## WORK TO DO
Output the material beneath exactly, leaving nothing out.
-------
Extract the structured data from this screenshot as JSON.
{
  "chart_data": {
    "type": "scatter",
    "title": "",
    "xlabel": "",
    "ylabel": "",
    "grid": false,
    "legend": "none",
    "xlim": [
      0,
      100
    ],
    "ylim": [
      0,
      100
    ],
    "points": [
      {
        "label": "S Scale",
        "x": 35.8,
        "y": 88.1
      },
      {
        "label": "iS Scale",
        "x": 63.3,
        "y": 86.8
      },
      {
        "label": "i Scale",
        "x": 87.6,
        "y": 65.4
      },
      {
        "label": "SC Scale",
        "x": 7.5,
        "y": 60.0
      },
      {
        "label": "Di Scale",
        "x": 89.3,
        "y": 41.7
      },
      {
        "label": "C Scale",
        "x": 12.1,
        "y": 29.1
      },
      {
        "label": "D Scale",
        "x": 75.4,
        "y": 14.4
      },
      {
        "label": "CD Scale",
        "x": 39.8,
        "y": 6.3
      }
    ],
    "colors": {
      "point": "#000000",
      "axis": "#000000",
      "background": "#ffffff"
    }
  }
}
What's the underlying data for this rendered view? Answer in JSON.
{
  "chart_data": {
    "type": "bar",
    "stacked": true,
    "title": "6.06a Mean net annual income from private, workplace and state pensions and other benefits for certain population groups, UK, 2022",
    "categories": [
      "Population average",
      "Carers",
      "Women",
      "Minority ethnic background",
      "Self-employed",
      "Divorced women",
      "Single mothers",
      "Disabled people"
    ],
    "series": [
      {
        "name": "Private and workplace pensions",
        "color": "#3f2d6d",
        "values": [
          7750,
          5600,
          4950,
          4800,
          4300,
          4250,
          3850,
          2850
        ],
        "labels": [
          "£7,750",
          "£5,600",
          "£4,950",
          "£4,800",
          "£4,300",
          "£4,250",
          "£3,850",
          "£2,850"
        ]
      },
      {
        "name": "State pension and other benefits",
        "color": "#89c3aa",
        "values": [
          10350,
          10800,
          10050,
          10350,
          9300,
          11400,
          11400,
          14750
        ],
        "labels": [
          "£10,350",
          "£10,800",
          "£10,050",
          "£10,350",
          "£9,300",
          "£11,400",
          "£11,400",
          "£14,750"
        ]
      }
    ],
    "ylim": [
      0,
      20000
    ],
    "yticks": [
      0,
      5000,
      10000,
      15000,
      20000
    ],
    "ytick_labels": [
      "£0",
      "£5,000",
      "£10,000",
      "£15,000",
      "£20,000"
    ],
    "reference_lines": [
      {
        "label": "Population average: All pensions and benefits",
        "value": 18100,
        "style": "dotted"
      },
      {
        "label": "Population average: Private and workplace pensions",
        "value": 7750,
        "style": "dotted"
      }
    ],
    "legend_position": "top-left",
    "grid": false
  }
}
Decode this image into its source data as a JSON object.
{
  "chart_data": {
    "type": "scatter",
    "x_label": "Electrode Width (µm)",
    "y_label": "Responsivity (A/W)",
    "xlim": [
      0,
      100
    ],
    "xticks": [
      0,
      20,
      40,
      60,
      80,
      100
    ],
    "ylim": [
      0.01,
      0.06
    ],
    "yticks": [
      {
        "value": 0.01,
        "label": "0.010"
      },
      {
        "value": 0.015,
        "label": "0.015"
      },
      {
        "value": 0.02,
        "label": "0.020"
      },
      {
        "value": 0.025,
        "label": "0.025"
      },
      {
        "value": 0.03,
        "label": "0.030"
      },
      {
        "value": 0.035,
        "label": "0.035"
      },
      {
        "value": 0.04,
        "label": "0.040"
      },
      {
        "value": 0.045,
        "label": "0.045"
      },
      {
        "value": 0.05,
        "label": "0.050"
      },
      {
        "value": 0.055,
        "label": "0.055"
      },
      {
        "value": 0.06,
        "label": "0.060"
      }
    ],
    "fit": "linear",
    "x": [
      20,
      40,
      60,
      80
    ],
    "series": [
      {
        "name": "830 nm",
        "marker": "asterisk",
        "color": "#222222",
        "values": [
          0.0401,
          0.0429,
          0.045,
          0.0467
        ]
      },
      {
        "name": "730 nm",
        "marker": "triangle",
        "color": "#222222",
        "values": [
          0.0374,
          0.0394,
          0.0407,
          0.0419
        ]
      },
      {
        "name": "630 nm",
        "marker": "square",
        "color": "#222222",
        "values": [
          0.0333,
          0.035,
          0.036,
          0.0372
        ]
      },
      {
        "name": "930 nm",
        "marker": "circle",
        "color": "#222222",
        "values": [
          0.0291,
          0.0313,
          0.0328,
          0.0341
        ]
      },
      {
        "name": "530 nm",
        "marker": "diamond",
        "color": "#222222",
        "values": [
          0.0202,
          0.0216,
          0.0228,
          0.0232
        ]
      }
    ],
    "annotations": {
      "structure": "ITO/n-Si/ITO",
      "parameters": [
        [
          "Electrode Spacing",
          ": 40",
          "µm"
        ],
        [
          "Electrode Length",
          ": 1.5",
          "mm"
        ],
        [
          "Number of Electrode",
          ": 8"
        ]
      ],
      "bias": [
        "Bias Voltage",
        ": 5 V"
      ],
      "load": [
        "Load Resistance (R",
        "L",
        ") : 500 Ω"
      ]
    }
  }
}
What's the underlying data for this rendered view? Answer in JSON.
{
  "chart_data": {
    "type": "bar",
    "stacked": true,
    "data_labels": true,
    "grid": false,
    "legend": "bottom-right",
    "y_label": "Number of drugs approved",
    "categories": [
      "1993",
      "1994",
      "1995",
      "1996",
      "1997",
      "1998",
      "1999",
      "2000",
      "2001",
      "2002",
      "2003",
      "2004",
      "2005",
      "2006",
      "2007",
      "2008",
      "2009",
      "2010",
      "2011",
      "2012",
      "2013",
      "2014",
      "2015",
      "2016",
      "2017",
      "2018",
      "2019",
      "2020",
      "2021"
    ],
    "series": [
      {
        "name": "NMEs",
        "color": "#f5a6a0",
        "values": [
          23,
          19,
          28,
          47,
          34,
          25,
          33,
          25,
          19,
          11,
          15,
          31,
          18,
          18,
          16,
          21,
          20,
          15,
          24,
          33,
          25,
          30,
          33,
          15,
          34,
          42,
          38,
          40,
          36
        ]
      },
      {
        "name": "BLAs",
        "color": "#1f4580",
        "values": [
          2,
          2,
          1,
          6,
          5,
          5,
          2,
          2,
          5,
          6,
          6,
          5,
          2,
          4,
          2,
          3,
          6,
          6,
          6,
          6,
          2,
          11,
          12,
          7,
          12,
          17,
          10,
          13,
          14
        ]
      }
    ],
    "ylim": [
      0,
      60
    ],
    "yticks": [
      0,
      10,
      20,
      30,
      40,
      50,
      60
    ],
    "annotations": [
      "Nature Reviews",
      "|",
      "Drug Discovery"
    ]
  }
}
-------
## THE SOLUTION
Extract the structured data from this screenshot as JSON.
{
  "chart_data": {
    "type": "scatter",
    "title": "",
    "xlabel": "",
    "ylabel": "",
    "grid": false,
    "legend": "none",
    "xlim": [
      0,
      100
    ],
    "ylim": [
      0,
      100
    ],
    "points": [
      {
        "label": "S Scale",
        "x": 35.8,
        "y": 88.1
      },
      {
        "label": "iS Scale",
        "x": 63.3,
        "y": 86.8
      },
      {
        "label": "i Scale",
        "x": 87.6,
        "y": 65.4
      },
      {
        "label": "SC Scale",
        "x": 7.5,
        "y": 60.0
      },
      {
        "label": "Di Scale",
        "x": 89.3,
        "y": 41.7
      },
      {
        "label": "C Scale",
        "x": 12.1,
        "y": 29.1
      },
      {
        "label": "D Scale",
        "x": 75.4,
        "y": 14.4
      },
      {
        "label": "CD Scale",
        "x": 39.8,
        "y": 6.3
      }
    ],
    "colors": {
      "point": "#000000",
      "axis": "#000000",
      "background": "#ffffff"
    }
  }
}
What's the underlying data for this rendered view? Answer in JSON.
{
  "chart_data": {
    "type": "bar",
    "stacked": true,
    "title": "6.06a Mean net annual income from private, workplace and state pensions and other benefits for certain population groups, UK, 2022",
    "categories": [
      "Population average",
      "Carers",
      "Women",
      "Minority ethnic background",
      "Self-employed",
      "Divorced women",
      "Single mothers",
      "Disabled people"
    ],
    "series": [
      {
        "name": "Private and workplace pensions",
        "color": "#3f2d6d",
        "values": [
          7750,
          5600,
          4950,
          4800,
          4300,
          4250,
          3850,
          2850
        ],
        "labels": [
          "£7,750",
          "£5,600",
          "£4,950",
          "£4,800",
          "£4,300",
          "£4,250",
          "£3,850",
          "£2,850"
        ]
      },
      {
        "name": "State pension and other benefits",
        "color": "#89c3aa",
        "values": [
          10350,
          10800,
          10050,
          10350,
          9300,
          11400,
          11400,
          14750
        ],
        "labels": [
          "£10,350",
          "£10,800",
          "£10,050",
          "£10,350",
          "£9,300",
          "£11,400",
          "£11,400",
          "£14,750"
        ]
      }
    ],
    "ylim": [
      0,
      20000
    ],
    "yticks": [
      0,
      5000,
      10000,
      15000,
      20000
    ],
    "ytick_labels": [
      "£0",
      "£5,000",
      "£10,000",
      "£15,000",
      "£20,000"
    ],
    "reference_lines": [
      {
        "label": "Population average: All pensions and benefits",
        "value": 18100,
        "style": "dotted"
      },
      {
        "label": "Population average: Private and workplace pensions",
        "value": 7750,
        "style": "dotted"
      }
    ],
    "legend_position": "top-left",
    "grid": false
  }
}
Decode this image into its source data as a JSON object.
{
  "chart_data": {
    "type": "scatter",
    "x_label": "Electrode Width (µm)",
    "y_label": "Responsivity (A/W)",
    "xlim": [
      0,
      100
    ],
    "xticks": [
      0,
      20,
      40,
      60,
      80,
      100
    ],
    "ylim": [
      0.01,
      0.06
    ],
    "yticks": [
      {
        "value": 0.01,
        "label": "0.010"
      },
      {
        "value": 0.015,
        "label": "0.015"
      },
      {
        "value": 0.02,
        "label": "0.020"
      },
      {
        "value": 0.025,
        "label": "0.025"
      },
      {
        "value": 0.03,
        "label": "0.030"
      },
      {
        "value": 0.035,
        "label": "0.035"
      },
      {
        "value": 0.04,
        "label": "0.040"
      },
      {
        "value": 0.045,
        "label": "0.045"
      },
      {
        "value": 0.05,
        "label": "0.050"
      },
      {
        "value": 0.055,
        "label": "0.055"
      },
      {
        "value": 0.06,
        "label": "0.060"
      }
    ],
    "fit": "linear",
    "x": [
      20,
      40,
      60,
      80
    ],
    "series": [
      {
        "name": "830 nm",
        "marker": "asterisk",
        "color": "#222222",
        "values": [
          0.0401,
          0.0429,
          0.045,
          0.0467
        ]
      },
      {
        "name": "730 nm",
        "marker": "triangle",
        "color": "#222222",
        "values": [
          0.0374,
          0.0394,
          0.0407,
          0.0419
        ]
      },
      {
        "name": "630 nm",
        "marker": "square",
        "color": "#222222",
        "values": [
          0.0333,
          0.035,
          0.036,
          0.0372
        ]
      },
      {
        "name": "930 nm",
        "marker": "circle",
        "color": "#222222",
        "values": [
          0.0291,
          0.0313,
          0.0328,
          0.0341
        ]
      },
      {
        "name": "530 nm",
        "marker": "diamond",
        "color": "#222222",
        "values": [
          0.0202,
          0.0216,
          0.0228,
          0.0232
        ]
      }
    ],
    "annotations": {
      "structure": "ITO/n-Si/ITO",
      "parameters": [
        [
          "Electrode Spacing",
          ": 40",
          "µm"
        ],
        [
          "Electrode Length",
          ": 1.5",
          "mm"
        ],
        [
          "Number of Electrode",
          ": 8"
        ]
      ],
      "bias": [
        "Bias Voltage",
        ": 5 V"
      ],
      "load": [
        "Load Resistance (R",
        "L",
        ") : 500 Ω"
      ]
    }
  }
}
What's the underlying data for this rendered view? Answer in JSON.
{
  "chart_data": {
    "type": "bar",
    "stacked": true,
    "data_labels": true,
    "grid": false,
    "legend": "bottom-right",
    "y_label": "Number of drugs approved",
    "categories": [
      "1993",
      "1994",
      "1995",
      "1996",
      "1997",
      "1998",
      "1999",
      "2000",
      "2001",
      "2002",
      "2003",
      "2004",
      "2005",
      "2006",
      "2007",
      "2008",
      "2009",
      "2010",
      "2011",
      "2012",
      "2013",
      "2014",
      "2015",
      "2016",
      "2017",
      "2018",
      "2019",
      "2020",
      "2021"
    ],
    "series": [
      {
        "name": "NMEs",
        "color": "#f5a6a0",
        "values": [
          23,
          19,
          28,
          47,
          34,
          25,
          33,
          25,
          19,
          11,
          15,
          31,
          18,
          18,
          16,
          21,
          20,
          15,
          24,
          33,
          25,
          30,
          33,
          15,
          34,
          42,
          38,
          40,
          36
        ]
      },
      {
        "name": "BLAs",
        "color": "#1f4580",
        "values": [
          2,
          2,
          1,
          6,
          5,
          5,
          2,
          2,
          5,
          6,
          6,
          5,
          2,
          4,
          2,
          3,
          6,
          6,
          6,
          6,
          2,
          11,
          12,
          7,
          12,
          17,
          10,
          13,
          14
        ]
      }
    ],
    "ylim": [
      0,
      60
    ],
    "yticks": [
      0,
      10,
      20,
      30,
      40,
      50,
      60
    ],
    "annotations": [
      "Nature Reviews",
      "|",
      "Drug Discovery"
    ]
  }
}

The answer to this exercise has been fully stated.